Aim of the exercise
Scan the data below and pick out the lines containing the word "screenshot".

Records

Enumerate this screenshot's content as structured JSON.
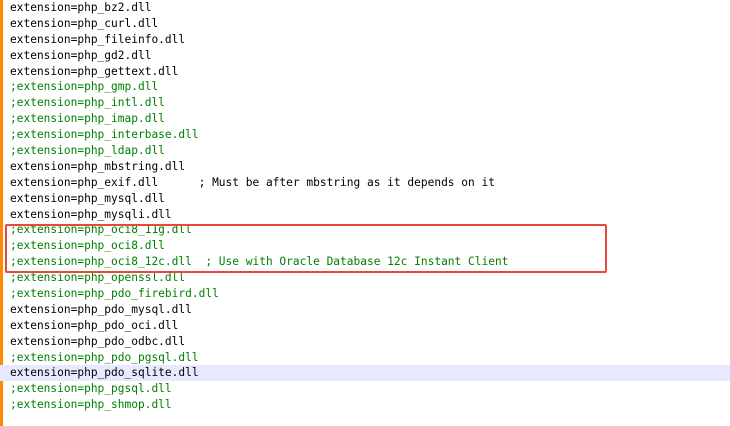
{
  "editor": {
    "lines": [
      {
        "text": "extension=php_bz2.dll",
        "comment": false
      },
      {
        "text": "extension=php_curl.dll",
        "comment": false
      },
      {
        "text": "extension=php_fileinfo.dll",
        "comment": false
      },
      {
        "text": "extension=php_gd2.dll",
        "comment": false
      },
      {
        "text": "extension=php_gettext.dll",
        "comment": false
      },
      {
        "text": ";extension=php_gmp.dll",
        "comment": true
      },
      {
        "text": ";extension=php_intl.dll",
        "comment": true
      },
      {
        "text": ";extension=php_imap.dll",
        "comment": true
      },
      {
        "text": ";extension=php_interbase.dll",
        "comment": true
      },
      {
        "text": ";extension=php_ldap.dll",
        "comment": true
      },
      {
        "text": "extension=php_mbstring.dll",
        "comment": false
      },
      {
        "text": "extension=php_exif.dll      ; Must be after mbstring as it depends on it",
        "comment": false
      },
      {
        "text": "extension=php_mysql.dll",
        "comment": false
      },
      {
        "text": "extension=php_mysqli.dll",
        "comment": false
      },
      {
        "text": ";extension=php_oci8_11g.dll",
        "comment": true
      },
      {
        "text": ";extension=php_oci8.dll",
        "comment": true
      },
      {
        "text": ";extension=php_oci8_12c.dll  ; Use with Oracle Database 12c Instant Client",
        "comment": true
      },
      {
        "text": ";extension=php_openssl.dll",
        "comment": true
      },
      {
        "text": ";extension=php_pdo_firebird.dll",
        "comment": true
      },
      {
        "text": "extension=php_pdo_mysql.dll",
        "comment": false
      },
      {
        "text": "extension=php_pdo_oci.dll",
        "comment": false
      },
      {
        "text": "extension=php_pdo_odbc.dll",
        "comment": false
      },
      {
        "text": ";extension=php_pdo_pgsql.dll",
        "comment": true
      },
      {
        "text": "extension=php_pdo_sqlite.dll",
        "comment": false,
        "current": true
      },
      {
        "text": ";extension=php_pgsql.dll",
        "comment": true
      },
      {
        "text": ";extension=php_shmop.dll",
        "comment": true
      }
    ]
  },
  "colors": {
    "code": "#000000",
    "comment": "#008000",
    "current_line": "#e8e8ff",
    "highlight_box": "#e8483c",
    "margin": "#ff8a00"
  }
}
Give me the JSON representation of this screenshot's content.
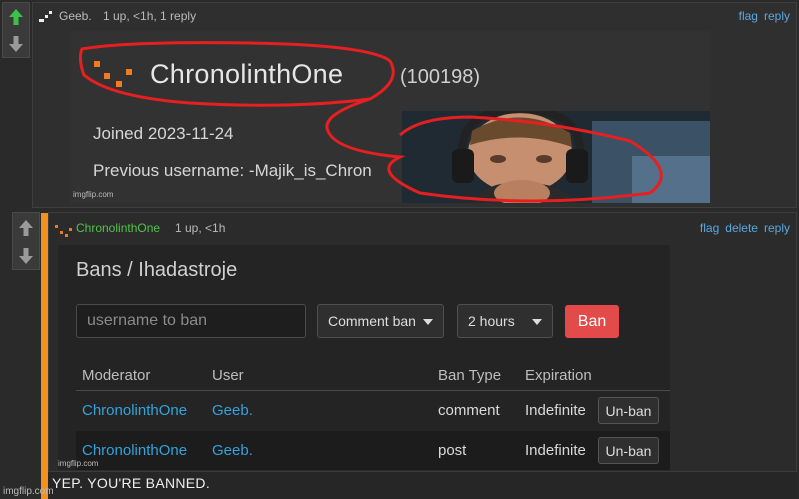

Finished exercise
Enumerate this screenshot's content as structured JSON.
Give me the JSON representation of this screenshot's content.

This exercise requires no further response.